### Stated problem
Count how many lines in this material contain "工程移交后因发包人原因出现的缺陷修复后的试验和试运行". The answer is that number alone.

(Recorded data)
==========
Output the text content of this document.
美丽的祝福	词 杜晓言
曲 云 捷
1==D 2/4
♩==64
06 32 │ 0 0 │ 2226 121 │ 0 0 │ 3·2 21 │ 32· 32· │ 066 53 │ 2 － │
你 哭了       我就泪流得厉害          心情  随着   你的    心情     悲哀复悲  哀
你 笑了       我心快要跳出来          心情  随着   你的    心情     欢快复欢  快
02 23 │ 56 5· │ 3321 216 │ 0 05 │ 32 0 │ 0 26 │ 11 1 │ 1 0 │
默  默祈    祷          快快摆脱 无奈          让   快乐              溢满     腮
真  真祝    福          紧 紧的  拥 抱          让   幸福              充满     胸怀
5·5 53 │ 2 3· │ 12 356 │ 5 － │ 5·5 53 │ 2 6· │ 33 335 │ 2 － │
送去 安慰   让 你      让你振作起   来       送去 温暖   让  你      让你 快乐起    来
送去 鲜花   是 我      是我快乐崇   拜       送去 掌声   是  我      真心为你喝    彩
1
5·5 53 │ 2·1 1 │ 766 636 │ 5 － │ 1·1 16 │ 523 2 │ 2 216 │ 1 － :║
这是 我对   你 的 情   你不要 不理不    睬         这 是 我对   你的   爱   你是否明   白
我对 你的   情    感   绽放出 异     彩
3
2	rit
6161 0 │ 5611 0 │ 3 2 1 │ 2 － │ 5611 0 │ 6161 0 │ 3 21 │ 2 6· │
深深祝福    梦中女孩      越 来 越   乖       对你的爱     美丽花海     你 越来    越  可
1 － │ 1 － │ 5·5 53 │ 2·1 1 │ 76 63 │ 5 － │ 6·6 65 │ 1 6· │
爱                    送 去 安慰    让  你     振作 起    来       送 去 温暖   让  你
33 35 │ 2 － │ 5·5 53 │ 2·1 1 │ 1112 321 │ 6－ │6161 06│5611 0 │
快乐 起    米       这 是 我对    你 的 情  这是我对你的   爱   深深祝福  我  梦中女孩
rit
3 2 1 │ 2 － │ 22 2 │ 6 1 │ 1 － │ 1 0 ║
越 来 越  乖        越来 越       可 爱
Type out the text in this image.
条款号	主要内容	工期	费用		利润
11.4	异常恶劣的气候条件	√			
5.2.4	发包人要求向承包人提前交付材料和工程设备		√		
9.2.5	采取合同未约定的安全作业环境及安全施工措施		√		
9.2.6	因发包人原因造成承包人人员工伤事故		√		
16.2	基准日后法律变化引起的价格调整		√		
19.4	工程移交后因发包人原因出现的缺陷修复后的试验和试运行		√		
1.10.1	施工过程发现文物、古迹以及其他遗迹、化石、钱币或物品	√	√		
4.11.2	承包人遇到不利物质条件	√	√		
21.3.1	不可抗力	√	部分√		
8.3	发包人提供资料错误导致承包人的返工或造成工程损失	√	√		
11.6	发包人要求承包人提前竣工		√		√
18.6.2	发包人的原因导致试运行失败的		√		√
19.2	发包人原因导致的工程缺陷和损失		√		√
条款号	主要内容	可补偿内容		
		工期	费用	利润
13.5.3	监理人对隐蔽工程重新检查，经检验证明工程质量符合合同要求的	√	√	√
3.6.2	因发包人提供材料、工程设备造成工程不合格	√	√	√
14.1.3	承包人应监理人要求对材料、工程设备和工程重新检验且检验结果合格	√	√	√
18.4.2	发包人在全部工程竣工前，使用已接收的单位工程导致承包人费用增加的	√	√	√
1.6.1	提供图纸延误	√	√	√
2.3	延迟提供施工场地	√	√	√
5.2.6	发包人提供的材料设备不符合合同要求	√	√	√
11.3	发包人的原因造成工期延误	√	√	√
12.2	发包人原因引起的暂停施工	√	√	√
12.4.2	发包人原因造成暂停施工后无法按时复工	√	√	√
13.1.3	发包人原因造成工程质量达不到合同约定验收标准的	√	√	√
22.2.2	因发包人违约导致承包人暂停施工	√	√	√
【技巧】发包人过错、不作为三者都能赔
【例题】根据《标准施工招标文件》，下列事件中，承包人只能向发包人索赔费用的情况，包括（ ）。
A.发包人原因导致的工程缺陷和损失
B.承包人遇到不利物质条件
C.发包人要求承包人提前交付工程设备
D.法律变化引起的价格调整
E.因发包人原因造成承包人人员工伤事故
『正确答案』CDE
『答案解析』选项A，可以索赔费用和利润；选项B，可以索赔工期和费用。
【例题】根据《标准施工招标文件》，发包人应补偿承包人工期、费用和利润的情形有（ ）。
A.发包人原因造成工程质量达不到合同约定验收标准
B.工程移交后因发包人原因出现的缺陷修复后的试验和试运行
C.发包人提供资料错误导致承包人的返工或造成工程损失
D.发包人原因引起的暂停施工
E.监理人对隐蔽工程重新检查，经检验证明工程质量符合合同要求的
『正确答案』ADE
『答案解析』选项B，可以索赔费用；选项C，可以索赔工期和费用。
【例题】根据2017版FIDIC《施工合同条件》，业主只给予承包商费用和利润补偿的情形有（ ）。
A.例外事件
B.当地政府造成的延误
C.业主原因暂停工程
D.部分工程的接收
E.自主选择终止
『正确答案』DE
==========
### Finished exercise
2